[Data tied to figure images]
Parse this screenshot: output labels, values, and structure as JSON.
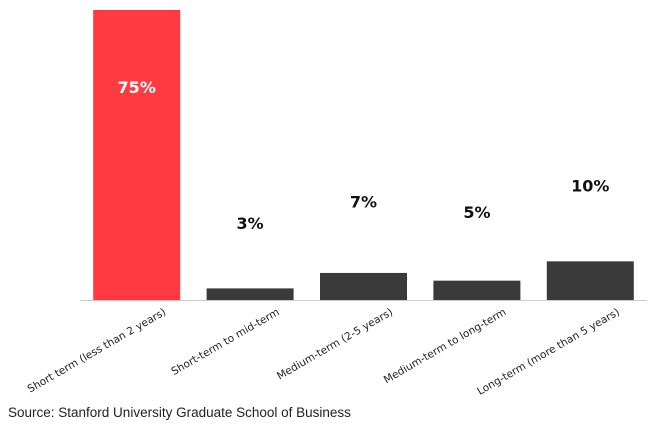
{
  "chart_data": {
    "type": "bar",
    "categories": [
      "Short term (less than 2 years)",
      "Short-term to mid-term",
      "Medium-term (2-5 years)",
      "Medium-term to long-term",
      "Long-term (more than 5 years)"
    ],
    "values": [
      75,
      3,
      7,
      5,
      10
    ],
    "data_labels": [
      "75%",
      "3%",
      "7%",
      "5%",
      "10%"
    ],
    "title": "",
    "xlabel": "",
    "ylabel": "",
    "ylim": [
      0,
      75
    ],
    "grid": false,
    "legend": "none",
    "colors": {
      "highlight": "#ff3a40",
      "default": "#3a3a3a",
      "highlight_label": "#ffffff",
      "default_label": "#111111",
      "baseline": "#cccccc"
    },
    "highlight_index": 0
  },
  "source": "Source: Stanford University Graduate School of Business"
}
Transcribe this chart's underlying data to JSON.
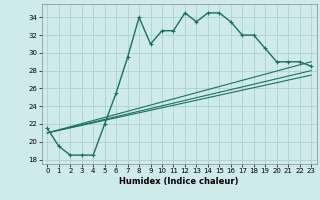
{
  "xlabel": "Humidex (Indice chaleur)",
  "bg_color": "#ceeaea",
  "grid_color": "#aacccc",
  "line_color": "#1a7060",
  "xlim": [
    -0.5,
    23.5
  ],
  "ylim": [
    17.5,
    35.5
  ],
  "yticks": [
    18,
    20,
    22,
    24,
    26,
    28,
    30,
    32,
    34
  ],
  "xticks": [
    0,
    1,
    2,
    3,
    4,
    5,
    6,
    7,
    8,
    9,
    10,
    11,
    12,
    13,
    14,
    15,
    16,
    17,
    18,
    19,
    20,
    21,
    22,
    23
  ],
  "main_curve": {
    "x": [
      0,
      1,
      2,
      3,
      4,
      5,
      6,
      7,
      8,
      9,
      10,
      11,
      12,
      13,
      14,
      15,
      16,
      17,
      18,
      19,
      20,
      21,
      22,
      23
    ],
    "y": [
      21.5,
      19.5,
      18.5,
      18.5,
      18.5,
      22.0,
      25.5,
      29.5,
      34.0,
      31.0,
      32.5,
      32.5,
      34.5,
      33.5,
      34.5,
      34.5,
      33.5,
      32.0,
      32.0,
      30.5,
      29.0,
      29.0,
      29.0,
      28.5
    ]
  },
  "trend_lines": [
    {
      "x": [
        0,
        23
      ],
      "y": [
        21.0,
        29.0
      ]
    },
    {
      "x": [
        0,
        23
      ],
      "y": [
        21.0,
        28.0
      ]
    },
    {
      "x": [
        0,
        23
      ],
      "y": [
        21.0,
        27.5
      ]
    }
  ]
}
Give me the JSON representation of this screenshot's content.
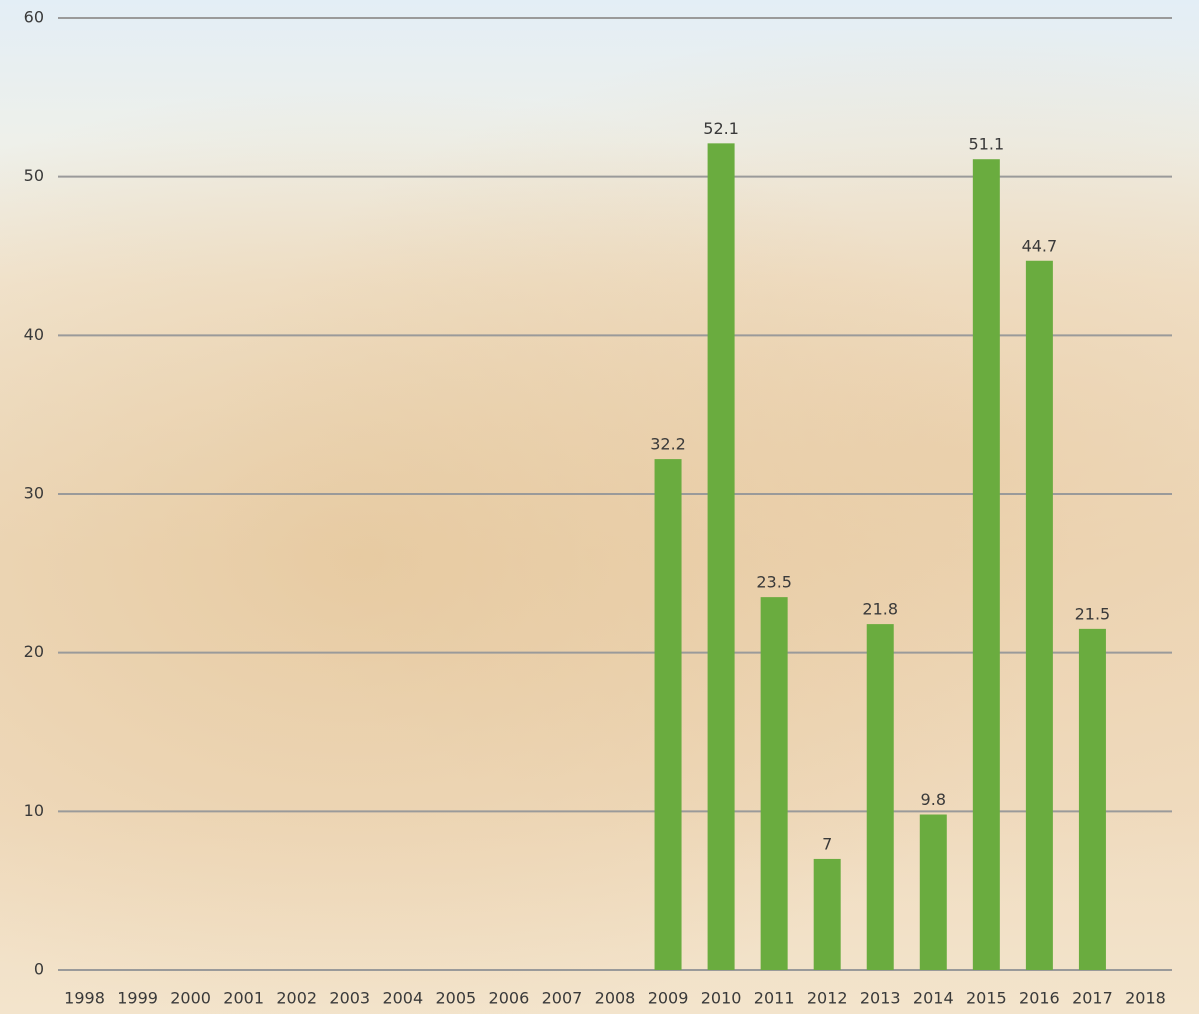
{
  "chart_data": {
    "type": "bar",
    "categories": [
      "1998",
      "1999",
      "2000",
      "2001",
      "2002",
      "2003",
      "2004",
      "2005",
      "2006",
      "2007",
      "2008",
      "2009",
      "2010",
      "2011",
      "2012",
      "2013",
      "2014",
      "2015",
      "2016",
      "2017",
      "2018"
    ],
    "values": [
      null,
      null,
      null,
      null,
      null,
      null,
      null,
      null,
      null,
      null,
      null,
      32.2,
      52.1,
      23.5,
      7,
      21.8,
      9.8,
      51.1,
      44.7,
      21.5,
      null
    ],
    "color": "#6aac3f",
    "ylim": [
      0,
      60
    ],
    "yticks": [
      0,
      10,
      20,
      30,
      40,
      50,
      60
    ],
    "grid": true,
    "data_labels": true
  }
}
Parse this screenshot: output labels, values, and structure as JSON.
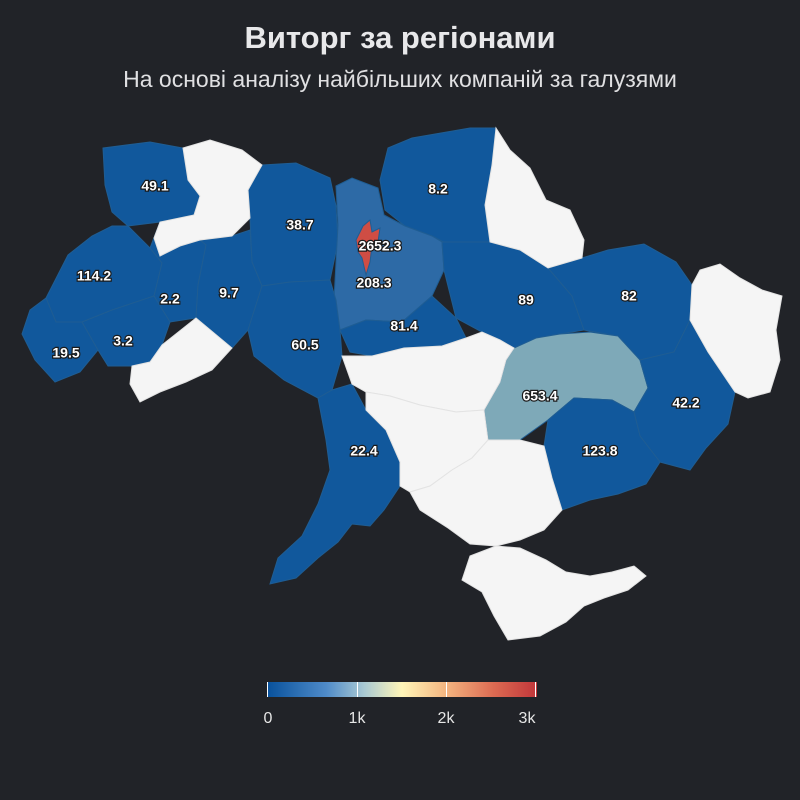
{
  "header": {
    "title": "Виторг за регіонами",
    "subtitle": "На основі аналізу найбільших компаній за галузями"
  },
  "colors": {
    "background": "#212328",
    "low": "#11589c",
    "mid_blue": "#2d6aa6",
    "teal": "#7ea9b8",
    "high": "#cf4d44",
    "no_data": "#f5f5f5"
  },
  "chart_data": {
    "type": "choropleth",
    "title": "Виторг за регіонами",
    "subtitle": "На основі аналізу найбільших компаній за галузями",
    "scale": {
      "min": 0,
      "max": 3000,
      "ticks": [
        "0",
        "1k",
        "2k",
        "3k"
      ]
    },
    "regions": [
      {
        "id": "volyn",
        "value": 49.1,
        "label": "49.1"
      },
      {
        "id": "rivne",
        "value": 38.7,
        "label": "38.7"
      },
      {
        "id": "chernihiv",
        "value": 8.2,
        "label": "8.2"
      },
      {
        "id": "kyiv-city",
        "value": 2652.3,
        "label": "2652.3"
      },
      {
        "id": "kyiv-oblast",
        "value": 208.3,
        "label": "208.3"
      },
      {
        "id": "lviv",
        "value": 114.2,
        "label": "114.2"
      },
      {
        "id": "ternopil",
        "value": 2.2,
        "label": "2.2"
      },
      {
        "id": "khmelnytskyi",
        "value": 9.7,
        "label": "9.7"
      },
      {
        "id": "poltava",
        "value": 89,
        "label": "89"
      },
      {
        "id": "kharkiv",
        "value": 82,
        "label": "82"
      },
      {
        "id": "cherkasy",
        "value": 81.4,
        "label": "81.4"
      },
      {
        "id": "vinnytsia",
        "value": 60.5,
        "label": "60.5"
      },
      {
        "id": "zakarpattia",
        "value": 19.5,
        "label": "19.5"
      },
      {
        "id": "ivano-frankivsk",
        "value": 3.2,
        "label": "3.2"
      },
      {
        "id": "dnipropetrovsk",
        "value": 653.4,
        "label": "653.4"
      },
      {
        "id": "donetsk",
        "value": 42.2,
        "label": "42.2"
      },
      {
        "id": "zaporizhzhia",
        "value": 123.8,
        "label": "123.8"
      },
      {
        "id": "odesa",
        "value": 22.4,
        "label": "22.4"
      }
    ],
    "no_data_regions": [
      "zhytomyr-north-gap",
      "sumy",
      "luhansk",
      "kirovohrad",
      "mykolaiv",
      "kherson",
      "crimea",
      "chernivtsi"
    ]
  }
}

TASK BRIEF
Return all of the data exactly as written, and drop the pictures.

SOLUTION TO THIS PROBLEM
Parse this screenshot: output labels, values, and structure as JSON.
{
  "chart_data": {
    "type": "bar",
    "categories": [
      "Short term (less than 2 years)",
      "Short-term to mid-term",
      "Medium-term (2-5 years)",
      "Medium-term to long-term",
      "Long-term (more than 5 years)"
    ],
    "values": [
      75,
      3,
      7,
      5,
      10
    ],
    "data_labels": [
      "75%",
      "3%",
      "7%",
      "5%",
      "10%"
    ],
    "title": "",
    "xlabel": "",
    "ylabel": "",
    "ylim": [
      0,
      75
    ],
    "grid": false,
    "legend": "none",
    "colors": {
      "highlight": "#ff3a40",
      "default": "#3a3a3a",
      "highlight_label": "#ffffff",
      "default_label": "#111111",
      "baseline": "#cccccc"
    },
    "highlight_index": 0
  },
  "source": "Source: Stanford University Graduate School of Business"
}
Transcribe this chart's underlying data to JSON.
{
  "xlabel": "Humidex (Indice chaleur)",
  "bg_color": "#ceeaea",
  "grid_color": "#aacccc",
  "line_color": "#1a7060",
  "xlim": [
    -0.5,
    23.5
  ],
  "ylim": [
    17.5,
    35.5
  ],
  "yticks": [
    18,
    20,
    22,
    24,
    26,
    28,
    30,
    32,
    34
  ],
  "xticks": [
    0,
    1,
    2,
    3,
    4,
    5,
    6,
    7,
    8,
    9,
    10,
    11,
    12,
    13,
    14,
    15,
    16,
    17,
    18,
    19,
    20,
    21,
    22,
    23
  ],
  "main_curve": {
    "x": [
      0,
      1,
      2,
      3,
      4,
      5,
      6,
      7,
      8,
      9,
      10,
      11,
      12,
      13,
      14,
      15,
      16,
      17,
      18,
      19,
      20,
      21,
      22,
      23
    ],
    "y": [
      21.5,
      19.5,
      18.5,
      18.5,
      18.5,
      22.0,
      25.5,
      29.5,
      34.0,
      31.0,
      32.5,
      32.5,
      34.5,
      33.5,
      34.5,
      34.5,
      33.5,
      32.0,
      32.0,
      30.5,
      29.0,
      29.0,
      29.0,
      28.5
    ]
  },
  "trend_lines": [
    {
      "x": [
        0,
        23
      ],
      "y": [
        21.0,
        29.0
      ]
    },
    {
      "x": [
        0,
        23
      ],
      "y": [
        21.0,
        28.0
      ]
    },
    {
      "x": [
        0,
        23
      ],
      "y": [
        21.0,
        27.5
      ]
    }
  ]
}
Give me the JSON representation of this screenshot's content.
{
  "chart_data": {
    "type": "bar",
    "categories": [
      "1998",
      "1999",
      "2000",
      "2001",
      "2002",
      "2003",
      "2004",
      "2005",
      "2006",
      "2007",
      "2008",
      "2009",
      "2010",
      "2011",
      "2012",
      "2013",
      "2014",
      "2015",
      "2016",
      "2017",
      "2018"
    ],
    "values": [
      null,
      null,
      null,
      null,
      null,
      null,
      null,
      null,
      null,
      null,
      null,
      32.2,
      52.1,
      23.5,
      7,
      21.8,
      9.8,
      51.1,
      44.7,
      21.5,
      null
    ],
    "color": "#6aac3f",
    "ylim": [
      0,
      60
    ],
    "yticks": [
      0,
      10,
      20,
      30,
      40,
      50,
      60
    ],
    "grid": true,
    "data_labels": true
  }
}
Parse this screenshot: output labels, values, and structure as JSON.
{
  "header": {
    "title": "Виторг за регіонами",
    "subtitle": "На основі аналізу найбільших компаній за галузями"
  },
  "colors": {
    "background": "#212328",
    "low": "#11589c",
    "mid_blue": "#2d6aa6",
    "teal": "#7ea9b8",
    "high": "#cf4d44",
    "no_data": "#f5f5f5"
  },
  "chart_data": {
    "type": "choropleth",
    "title": "Виторг за регіонами",
    "subtitle": "На основі аналізу найбільших компаній за галузями",
    "scale": {
      "min": 0,
      "max": 3000,
      "ticks": [
        "0",
        "1k",
        "2k",
        "3k"
      ]
    },
    "regions": [
      {
        "id": "volyn",
        "value": 49.1,
        "label": "49.1"
      },
      {
        "id": "rivne",
        "value": 38.7,
        "label": "38.7"
      },
      {
        "id": "chernihiv",
        "value": 8.2,
        "label": "8.2"
      },
      {
        "id": "kyiv-city",
        "value": 2652.3,
        "label": "2652.3"
      },
      {
        "id": "kyiv-oblast",
        "value": 208.3,
        "label": "208.3"
      },
      {
        "id": "lviv",
        "value": 114.2,
        "label": "114.2"
      },
      {
        "id": "ternopil",
        "value": 2.2,
        "label": "2.2"
      },
      {
        "id": "khmelnytskyi",
        "value": 9.7,
        "label": "9.7"
      },
      {
        "id": "poltava",
        "value": 89,
        "label": "89"
      },
      {
        "id": "kharkiv",
        "value": 82,
        "label": "82"
      },
      {
        "id": "cherkasy",
        "value": 81.4,
        "label": "81.4"
      },
      {
        "id": "vinnytsia",
        "value": 60.5,
        "label": "60.5"
      },
      {
        "id": "zakarpattia",
        "value": 19.5,
        "label": "19.5"
      },
      {
        "id": "ivano-frankivsk",
        "value": 3.2,
        "label": "3.2"
      },
      {
        "id": "dnipropetrovsk",
        "value": 653.4,
        "label": "653.4"
      },
      {
        "id": "donetsk",
        "value": 42.2,
        "label": "42.2"
      },
      {
        "id": "zaporizhzhia",
        "value": 123.8,
        "label": "123.8"
      },
      {
        "id": "odesa",
        "value": 22.4,
        "label": "22.4"
      }
    ],
    "no_data_regions": [
      "zhytomyr-north-gap",
      "sumy",
      "luhansk",
      "kirovohrad",
      "mykolaiv",
      "kherson",
      "crimea",
      "chernivtsi"
    ]
  }
}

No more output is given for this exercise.